Text shown
[start]

Quantum numbers and the band structure of solids

Question

I got a question concerning the band strucutre of solids. The reference I'm using is the book on solid state physics by Ashcroft/Mermin.

My problem is that I don't completely understand the reason why there exists a band-index n. On the one hand Ashcroft gives a quite plausible explanation saying that the general solution of the given eigenvalue problem H $\psi_k(r)$ = $E_{k}$ $\psi_k(r)$ can be decomposed into $\psi_k(r) = e^{i*k*r} u_{k}(r)$. Plugging this ansatz into the Schroedinger-equation and applying H to the $e^{i*k*r}$ first we obtain a new Hamiltonian $H_{k}$ that depends on the "wavevector" k and a new eigenvalue-problem $H_{k} u_{k}(r) = E_{k} u_{k}(r)$. Now we fix k. The operator $H_{k}$ acts on r and therefor produces a certain number of solution u_{n,k}(r). These solution can be counted using the index n.

So far so good.

[end]

Required tasks
1. Reproduce the band-structure question from "Quantum numbers and" up to and including "the index n.".
2. Write out the records from their first line up to and including the line with "- main-ytick-label: 10000: [26, 448, 82, 470]".
The records have nothing to do with the text above them.

Task input
[start]

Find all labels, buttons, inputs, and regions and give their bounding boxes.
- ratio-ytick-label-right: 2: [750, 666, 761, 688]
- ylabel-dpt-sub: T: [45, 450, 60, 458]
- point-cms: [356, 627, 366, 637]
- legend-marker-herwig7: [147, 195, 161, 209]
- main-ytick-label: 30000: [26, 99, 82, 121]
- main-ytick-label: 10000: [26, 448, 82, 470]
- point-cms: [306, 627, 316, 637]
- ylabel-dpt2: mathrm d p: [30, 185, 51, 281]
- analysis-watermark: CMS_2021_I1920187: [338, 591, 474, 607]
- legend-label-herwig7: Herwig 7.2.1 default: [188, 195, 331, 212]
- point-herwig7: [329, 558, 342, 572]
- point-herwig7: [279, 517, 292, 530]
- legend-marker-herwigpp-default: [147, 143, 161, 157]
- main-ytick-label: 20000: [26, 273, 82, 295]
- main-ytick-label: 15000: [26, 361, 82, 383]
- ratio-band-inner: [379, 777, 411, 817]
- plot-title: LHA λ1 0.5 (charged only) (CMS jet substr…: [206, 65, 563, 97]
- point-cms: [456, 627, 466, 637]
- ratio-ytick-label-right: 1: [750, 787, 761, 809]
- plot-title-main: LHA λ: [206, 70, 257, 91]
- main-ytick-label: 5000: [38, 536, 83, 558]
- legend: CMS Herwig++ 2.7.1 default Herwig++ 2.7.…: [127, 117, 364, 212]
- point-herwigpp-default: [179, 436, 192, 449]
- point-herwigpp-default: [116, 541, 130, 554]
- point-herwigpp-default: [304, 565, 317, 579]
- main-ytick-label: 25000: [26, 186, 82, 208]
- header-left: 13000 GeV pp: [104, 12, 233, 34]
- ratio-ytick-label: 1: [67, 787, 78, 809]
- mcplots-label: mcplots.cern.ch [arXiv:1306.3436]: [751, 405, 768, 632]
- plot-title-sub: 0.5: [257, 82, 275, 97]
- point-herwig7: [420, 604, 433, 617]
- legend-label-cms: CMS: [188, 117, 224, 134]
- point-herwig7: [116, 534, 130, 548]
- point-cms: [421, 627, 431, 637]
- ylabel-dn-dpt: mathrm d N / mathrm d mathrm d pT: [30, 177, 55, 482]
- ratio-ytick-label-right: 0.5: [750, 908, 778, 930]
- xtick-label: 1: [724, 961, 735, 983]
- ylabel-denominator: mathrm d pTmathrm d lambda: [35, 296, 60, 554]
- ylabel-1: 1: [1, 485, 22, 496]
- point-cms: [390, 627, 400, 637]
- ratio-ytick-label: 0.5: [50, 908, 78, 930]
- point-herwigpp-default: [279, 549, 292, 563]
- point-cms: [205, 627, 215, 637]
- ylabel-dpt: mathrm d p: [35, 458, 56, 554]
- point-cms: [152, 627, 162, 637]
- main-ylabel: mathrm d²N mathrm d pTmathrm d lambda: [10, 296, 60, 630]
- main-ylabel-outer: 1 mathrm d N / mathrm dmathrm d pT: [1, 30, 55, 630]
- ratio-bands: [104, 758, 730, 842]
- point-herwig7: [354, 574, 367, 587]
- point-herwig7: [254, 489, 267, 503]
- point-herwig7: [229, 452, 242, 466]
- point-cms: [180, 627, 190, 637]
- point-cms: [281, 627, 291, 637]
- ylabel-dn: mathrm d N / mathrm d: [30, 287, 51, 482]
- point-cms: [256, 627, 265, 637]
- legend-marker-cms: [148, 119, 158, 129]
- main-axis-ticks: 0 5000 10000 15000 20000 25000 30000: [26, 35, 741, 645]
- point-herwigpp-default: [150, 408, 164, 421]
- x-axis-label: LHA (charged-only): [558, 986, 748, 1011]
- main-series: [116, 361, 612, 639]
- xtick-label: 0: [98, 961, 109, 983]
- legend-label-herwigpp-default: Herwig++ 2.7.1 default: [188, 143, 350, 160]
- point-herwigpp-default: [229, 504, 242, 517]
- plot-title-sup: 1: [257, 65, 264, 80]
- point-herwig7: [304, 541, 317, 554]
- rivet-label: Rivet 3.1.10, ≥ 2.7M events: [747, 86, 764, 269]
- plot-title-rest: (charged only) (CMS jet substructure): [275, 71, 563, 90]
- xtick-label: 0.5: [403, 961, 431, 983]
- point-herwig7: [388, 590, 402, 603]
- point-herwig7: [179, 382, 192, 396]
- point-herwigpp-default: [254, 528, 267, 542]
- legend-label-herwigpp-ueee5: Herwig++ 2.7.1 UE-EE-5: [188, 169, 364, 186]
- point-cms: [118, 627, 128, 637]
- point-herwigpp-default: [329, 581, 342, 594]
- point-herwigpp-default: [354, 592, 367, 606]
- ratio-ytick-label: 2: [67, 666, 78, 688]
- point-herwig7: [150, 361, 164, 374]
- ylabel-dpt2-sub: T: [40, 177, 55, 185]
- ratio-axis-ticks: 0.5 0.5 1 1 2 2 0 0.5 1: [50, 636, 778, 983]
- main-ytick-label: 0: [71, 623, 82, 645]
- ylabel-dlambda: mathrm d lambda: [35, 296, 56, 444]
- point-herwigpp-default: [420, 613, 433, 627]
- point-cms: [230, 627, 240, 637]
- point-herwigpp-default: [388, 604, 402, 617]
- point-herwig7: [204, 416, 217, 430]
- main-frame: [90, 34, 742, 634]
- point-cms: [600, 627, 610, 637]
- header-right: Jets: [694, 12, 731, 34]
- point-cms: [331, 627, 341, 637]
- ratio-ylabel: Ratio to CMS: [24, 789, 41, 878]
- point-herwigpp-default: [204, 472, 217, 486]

[end]

Solutions in order
1.
Quantum numbers and the band structure of solids

Question

I got a question concerning the band strucutre of solids. The reference I'm using is the book on solid state physics by Ashcroft/Mermin.

My problem is that I don't completely understand the reason why there exists a band-index n. On the one hand Ashcroft gives a quite plausible explanation saying that the general solution of the given eigenvalue problem H $\psi_k(r)$ = $E_{k}$ $\psi_k(r)$ can be decomposed into $\psi_k(r) = e^{i*k*r} u_{k}(r)$. Plugging this ansatz into the Schroedinger-equation and applying H to the $e^{i*k*r}$ first we obtain a new Hamiltonian $H_{k}$ that depends on the "wavevector" k and a new eigenvalue-problem $H_{k} u_{k}(r) = E_{k} u_{k}(r)$. Now we fix k. The operator $H_{k}$ acts on r and therefor produces a certain number of solution u_{n,k}(r). These solution can be counted using the index n.

2.
Find all labels, buttons, inputs, and regions and give their bounding boxes.
- ratio-ytick-label-right: 2: [750, 666, 761, 688]
- ylabel-dpt-sub: T: [45, 450, 60, 458]
- point-cms: [356, 627, 366, 637]
- legend-marker-herwig7: [147, 195, 161, 209]
- main-ytick-label: 30000: [26, 99, 82, 121]
- main-ytick-label: 10000: [26, 448, 82, 470]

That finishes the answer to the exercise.